- What you have to do:
Copy out all the records, word for word.

....

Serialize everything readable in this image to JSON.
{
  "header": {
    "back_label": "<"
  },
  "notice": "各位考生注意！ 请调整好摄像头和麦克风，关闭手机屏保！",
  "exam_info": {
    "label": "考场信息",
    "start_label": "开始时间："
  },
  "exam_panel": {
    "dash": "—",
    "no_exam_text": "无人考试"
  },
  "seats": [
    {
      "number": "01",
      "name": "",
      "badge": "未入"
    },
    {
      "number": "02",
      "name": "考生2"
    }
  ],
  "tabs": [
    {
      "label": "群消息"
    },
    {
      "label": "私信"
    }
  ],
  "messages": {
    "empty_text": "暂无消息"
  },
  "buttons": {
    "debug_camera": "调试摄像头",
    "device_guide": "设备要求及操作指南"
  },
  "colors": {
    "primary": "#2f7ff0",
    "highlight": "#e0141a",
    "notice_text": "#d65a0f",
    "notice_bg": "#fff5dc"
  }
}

....

- The completed task:
Serialize everything readable in this image to JSON.
{
  "header": {
    "back_label": "<"
  },
  "notice": "各位考生注意！ 请调整好摄像头和麦克风，关闭手机屏保！",
  "exam_info": {
    "label": "考场信息",
    "start_label": "开始时间："
  },
  "exam_panel": {
    "dash": "—",
    "no_exam_text": "无人考试"
  },
  "seats": [
    {
      "number": "01",
      "name": "",
      "badge": "未入"
    },
    {
      "number": "02",
      "name": "考生2"
    }
  ],
  "tabs": [
    {
      "label": "群消息"
    },
    {
      "label": "私信"
    }
  ],
  "messages": {
    "empty_text": "暂无消息"
  },
  "buttons": {
    "debug_camera": "调试摄像头",
    "device_guide": "设备要求及操作指南"
  },
  "colors": {
    "primary": "#2f7ff0",
    "highlight": "#e0141a",
    "notice_text": "#d65a0f",
    "notice_bg": "#fff5dc"
  }
}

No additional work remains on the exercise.